TEXTO SELECCIONADO:
□ □ □ □ □

Era casi a finales de septiembre, una semana inusualmente cálida de 1871, y William «Buffalo Bill» Cody y un grupo de neoyorquinos adinerados se encontraban en lo alto de una colina cubierta de hierba cerca del río Platte, en Nebraska, donde a dos millas de distancia divisaron seis enormes bestias marrones.

Cody era una leyenda de la época de la frontera, parte del mito conjurado en las novelas de diez centavos. Los hombres de Nueva York esperaban encontrarlo como un «forajido del Oeste, erizado de cuchillos y pistolas», pero no fue así. Cody era locuaz y amable, un experto cazador. Sabía que con el viento que soplaba desde atrás, los hombres se arriesgaban a que su olor llegara a los animales y los espantara. Por otra parte, un búfalo es una vaca pesada e hirsuta, y los hombres estaban equipados con algunos de los caballos más rápidos y tenían las mejores armas que poseía el Ejército de los Estados Unidos, que estaba equipando la expedición de caza. El Ejército no estaba en el negocio de guiar viajes de caza para gente de piel suave de Wall Street, sino que estaba en el negocio de controlar a los nativos americanos de la zona, y eso significaba matar búfalos. Un coronel, cuatro años antes, le había dicho a un cazador adinerado que sentía un escalofrío de culpabilidad después de haber disparado a 30 toros en un viaje: «¡Mata todos los búfalos que puedas! Cada búfalo muerto es un indio muerto».

□ □ □ □ □

TRABAJO REQUERIDO:
A. Por favor, reescribe de forma más breve el párrafo del texto sobre Buffalo Bill que empieza con «Cody era una leyenda de la época de la frontera» y conserva sus datos principales.
B. Según el texto sobre Buffalo Bill, ¿cerca de qué río estaba la colina desde la que el grupo divisó a los animales?
C. Prosigue el texto sobre Buffalo Bill a partir de su última oración.
Los registros no hacen falta para este trabajo.

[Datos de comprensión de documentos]
□ □ □ □ □

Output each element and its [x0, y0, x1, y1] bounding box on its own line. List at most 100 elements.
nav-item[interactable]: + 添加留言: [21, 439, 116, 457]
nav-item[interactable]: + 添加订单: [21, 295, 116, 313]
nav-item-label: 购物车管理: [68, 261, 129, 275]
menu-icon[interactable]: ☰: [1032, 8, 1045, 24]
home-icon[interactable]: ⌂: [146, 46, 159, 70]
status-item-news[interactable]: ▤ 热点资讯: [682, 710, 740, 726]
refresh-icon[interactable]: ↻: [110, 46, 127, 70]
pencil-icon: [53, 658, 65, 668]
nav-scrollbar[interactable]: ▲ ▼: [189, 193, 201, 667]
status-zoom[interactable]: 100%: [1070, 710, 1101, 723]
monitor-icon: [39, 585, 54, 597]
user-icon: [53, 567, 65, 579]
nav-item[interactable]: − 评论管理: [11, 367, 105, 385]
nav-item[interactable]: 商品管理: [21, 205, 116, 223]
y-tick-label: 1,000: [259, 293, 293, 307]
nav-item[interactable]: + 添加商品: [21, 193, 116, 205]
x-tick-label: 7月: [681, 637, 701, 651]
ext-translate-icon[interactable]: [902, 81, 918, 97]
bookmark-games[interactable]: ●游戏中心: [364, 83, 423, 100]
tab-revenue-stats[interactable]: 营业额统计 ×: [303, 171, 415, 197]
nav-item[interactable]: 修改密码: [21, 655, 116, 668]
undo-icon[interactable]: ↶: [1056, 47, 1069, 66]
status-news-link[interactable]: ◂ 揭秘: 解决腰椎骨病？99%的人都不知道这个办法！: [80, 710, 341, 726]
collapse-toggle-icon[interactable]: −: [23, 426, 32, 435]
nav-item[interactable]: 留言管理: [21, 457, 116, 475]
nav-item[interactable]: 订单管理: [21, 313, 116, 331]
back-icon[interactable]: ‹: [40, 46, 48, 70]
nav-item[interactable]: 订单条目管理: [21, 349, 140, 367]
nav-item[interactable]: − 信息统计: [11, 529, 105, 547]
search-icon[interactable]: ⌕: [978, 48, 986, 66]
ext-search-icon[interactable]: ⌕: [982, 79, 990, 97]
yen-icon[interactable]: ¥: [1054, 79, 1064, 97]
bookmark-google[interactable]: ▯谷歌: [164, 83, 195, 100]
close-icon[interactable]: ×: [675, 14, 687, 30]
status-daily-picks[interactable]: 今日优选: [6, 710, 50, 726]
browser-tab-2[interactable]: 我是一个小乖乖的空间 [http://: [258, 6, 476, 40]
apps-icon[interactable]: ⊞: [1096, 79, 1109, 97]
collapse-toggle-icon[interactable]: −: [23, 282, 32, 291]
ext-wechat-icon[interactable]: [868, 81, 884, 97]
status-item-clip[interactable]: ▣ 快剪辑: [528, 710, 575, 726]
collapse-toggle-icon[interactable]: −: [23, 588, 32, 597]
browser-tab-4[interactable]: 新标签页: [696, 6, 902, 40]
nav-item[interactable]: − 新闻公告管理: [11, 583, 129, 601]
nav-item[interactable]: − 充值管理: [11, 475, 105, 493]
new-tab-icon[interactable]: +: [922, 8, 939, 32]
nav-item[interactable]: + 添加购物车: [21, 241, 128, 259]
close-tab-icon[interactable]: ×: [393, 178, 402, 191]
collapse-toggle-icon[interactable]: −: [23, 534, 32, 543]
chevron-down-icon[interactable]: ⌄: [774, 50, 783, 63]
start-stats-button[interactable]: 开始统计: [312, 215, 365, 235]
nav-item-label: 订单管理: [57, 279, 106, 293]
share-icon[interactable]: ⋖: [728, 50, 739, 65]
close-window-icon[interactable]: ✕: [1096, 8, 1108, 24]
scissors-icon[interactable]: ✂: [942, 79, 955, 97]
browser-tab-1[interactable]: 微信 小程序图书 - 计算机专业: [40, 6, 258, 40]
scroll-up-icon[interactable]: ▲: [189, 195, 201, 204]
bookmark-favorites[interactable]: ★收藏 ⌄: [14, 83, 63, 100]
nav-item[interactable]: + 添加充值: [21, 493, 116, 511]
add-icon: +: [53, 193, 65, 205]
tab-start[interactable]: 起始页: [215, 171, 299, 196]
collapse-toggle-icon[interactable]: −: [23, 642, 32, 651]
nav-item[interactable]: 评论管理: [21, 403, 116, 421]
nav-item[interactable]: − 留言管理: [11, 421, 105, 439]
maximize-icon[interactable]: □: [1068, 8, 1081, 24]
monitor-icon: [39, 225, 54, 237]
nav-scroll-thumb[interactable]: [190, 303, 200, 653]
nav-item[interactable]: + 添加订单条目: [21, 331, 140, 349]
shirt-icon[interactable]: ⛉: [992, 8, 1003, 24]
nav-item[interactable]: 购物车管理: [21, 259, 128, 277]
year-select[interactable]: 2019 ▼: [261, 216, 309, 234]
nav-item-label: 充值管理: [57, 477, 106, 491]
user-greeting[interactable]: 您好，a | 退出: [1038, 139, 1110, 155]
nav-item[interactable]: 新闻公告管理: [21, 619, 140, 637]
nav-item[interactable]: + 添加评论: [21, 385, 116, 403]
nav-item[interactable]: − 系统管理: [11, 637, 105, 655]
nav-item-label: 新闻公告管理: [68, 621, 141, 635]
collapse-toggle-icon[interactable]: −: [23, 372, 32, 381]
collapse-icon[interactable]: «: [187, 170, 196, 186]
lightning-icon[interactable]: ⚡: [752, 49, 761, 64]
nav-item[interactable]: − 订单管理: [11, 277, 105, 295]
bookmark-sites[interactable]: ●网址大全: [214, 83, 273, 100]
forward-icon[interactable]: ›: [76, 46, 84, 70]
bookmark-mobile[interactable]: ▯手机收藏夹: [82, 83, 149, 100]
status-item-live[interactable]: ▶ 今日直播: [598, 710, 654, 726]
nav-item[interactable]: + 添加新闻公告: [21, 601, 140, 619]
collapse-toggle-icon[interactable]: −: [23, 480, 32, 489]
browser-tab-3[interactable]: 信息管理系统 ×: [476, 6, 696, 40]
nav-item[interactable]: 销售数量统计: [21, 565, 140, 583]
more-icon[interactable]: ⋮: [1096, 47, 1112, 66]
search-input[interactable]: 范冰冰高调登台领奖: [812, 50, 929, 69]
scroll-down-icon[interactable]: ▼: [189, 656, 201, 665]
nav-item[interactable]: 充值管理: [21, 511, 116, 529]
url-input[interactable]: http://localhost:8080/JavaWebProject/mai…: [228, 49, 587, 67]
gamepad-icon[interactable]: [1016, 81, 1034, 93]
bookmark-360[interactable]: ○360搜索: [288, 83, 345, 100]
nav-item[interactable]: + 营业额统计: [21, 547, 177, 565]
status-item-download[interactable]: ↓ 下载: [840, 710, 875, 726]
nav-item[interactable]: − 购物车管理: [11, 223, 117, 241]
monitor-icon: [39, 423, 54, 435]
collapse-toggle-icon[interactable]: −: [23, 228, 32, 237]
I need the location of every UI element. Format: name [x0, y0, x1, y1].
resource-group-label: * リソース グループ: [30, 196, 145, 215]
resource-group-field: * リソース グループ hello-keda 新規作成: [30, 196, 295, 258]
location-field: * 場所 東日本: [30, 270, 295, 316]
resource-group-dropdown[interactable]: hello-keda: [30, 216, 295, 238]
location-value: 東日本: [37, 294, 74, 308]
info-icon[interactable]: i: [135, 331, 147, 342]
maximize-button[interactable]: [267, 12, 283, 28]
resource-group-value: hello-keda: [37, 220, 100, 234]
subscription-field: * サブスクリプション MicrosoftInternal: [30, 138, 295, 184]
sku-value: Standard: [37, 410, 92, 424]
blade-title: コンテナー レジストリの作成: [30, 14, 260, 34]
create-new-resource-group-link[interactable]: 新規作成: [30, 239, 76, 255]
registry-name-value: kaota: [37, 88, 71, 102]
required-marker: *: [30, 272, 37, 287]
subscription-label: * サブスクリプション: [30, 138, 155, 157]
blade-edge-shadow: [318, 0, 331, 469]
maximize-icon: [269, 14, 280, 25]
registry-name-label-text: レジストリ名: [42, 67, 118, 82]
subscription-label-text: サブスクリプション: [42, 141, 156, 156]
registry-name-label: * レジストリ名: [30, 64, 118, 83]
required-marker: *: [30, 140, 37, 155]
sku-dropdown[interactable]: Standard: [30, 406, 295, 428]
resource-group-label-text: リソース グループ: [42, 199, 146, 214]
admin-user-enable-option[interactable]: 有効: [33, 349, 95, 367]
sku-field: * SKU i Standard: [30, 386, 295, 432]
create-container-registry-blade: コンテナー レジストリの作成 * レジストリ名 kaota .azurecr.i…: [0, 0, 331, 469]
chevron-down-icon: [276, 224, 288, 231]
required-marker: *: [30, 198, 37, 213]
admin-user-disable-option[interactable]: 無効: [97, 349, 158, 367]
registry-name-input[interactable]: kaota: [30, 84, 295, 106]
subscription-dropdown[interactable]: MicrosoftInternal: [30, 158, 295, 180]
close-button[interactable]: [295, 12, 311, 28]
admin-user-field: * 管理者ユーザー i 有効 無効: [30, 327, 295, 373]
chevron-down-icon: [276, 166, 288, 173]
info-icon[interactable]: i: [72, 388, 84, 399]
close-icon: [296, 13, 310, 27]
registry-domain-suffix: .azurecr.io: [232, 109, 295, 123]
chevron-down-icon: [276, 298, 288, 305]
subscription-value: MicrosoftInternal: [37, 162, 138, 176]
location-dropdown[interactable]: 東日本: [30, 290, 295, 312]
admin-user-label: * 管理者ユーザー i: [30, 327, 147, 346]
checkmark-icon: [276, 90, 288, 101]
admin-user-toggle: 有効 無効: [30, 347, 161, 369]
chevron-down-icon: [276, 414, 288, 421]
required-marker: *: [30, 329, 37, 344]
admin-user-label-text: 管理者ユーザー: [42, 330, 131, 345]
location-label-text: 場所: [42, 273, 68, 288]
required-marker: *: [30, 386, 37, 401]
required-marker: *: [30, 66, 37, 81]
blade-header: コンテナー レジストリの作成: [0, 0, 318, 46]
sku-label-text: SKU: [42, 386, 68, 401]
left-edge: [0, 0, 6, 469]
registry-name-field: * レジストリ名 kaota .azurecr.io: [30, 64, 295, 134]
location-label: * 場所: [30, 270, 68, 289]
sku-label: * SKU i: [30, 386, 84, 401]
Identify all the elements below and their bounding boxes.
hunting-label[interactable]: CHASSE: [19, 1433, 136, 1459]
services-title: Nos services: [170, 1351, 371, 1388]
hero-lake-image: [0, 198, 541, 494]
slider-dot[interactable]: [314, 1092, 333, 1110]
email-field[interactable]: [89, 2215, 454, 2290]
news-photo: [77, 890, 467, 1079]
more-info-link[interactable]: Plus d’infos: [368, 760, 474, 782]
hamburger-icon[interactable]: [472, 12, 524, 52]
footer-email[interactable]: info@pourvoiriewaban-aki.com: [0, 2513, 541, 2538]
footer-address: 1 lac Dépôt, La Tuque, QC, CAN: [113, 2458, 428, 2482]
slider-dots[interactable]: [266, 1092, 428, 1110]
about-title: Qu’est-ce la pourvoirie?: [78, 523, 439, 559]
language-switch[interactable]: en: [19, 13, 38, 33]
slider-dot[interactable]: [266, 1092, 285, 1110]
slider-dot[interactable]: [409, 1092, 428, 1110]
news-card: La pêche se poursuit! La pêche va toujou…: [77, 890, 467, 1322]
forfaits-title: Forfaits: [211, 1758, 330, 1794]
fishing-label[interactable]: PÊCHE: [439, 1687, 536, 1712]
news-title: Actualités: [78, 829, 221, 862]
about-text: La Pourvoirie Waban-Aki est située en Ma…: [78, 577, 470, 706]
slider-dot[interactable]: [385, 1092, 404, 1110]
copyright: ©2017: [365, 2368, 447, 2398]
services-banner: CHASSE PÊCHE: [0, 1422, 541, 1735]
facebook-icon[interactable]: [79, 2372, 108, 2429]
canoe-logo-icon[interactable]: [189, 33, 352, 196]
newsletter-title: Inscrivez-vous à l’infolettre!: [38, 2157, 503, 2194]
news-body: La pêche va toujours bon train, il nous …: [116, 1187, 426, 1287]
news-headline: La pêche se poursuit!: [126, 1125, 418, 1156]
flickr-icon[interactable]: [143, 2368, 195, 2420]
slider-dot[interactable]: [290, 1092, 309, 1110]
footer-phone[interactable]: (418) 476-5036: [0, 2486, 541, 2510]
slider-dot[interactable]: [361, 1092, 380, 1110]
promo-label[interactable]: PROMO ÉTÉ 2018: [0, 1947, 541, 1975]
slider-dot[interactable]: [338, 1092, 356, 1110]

□ □ □ □ □

RESPUESTAS POR TAREA:
A. Cody, leyenda de la frontera y figura de las novelas de diez centavos, no era el forajido armado que esperaban los neoyorquinos, sino un hombre locuaz, amable y experto cazador. Sabía que el viento a sus espaldas podía llevar su olor a los búfalos y espantarlos, aunque los hombres contaban con caballos muy rápidos y las mejores armas del Ejército de los Estados Unidos, que equipaba la expedición. El Ejército buscaba controlar a los nativos americanos de la zona, lo que implicaba matar búfalos. Cuatro años antes, un coronel le había dicho a un cazador adinerado que se sentía culpable por haber matado 30 toros: «¡Mata todos los búfalos que puedas! Cada búfalo muerto es un indio muerto».

B. Cerca del río Platte, en Nebraska.

C.
Cody y los hombres hicieron de la caza un concurso. Quien matara el primer búfalo ganaría un cáliz de plata grabado. Años después, en un artículo que escribió para la revista Cosmopolitan, Cody calificaría este viaje como el mejor equipado que había realizado. El ejército le había proporcionado una escolta armada y 25 carros llenos de cocineros, ropa de cama, vajilla, alfombras para sus tiendas y una nevera ambulante para mantener el vino frío. La razón de semejante extravagancia era, sin duda, que los neoyorquinos estaban bien conectados, pero también porque el general de división Phillip Sheridan, el hombre encargado de obligar a los nativos americanos a abandonar las Grandes Llanuras y a instalarse en las reservas, había venido con ellos. Se trataba de una cacería de ocio, pero Sheridan también consideraba el exterminio de los búfalos y su victoria sobre los nativos americanos como una misión única e inextricable, y en ese sentido, podría decirse que cualquier cacería de búfalos era un asunto del Ejército. Después de rodear la manada, los hombres bajaron la colina persiguiendo a los seis búfalos, ansiosos por darles la primera muerte.

El lunes, el presidente Obama firmó la Ley del Legado Nacional del Bisonte, que convierte al bisonte americano -o al búfalo, como se le suele llamar- en el mamífero nacional. Es el segundo animal que representa a Estados Unidos, junto con el águila calva. Es irónico, por supuesto, porque en una época los colonos americanos y los cazadores de pieles mataron al animal hasta casi su extinción, y los turistas disparaban a los animales desde las ventanas de los trenes como si la matanza pudiera durar para siempre. El búfalo llegó a contar con más de 30 millones de ejemplares, y a finales del siglo XIX sólo quedaban unos pocos cientos en estado salvaje. Hoy quedan unos 20.000-25.000 en rebaños públicos.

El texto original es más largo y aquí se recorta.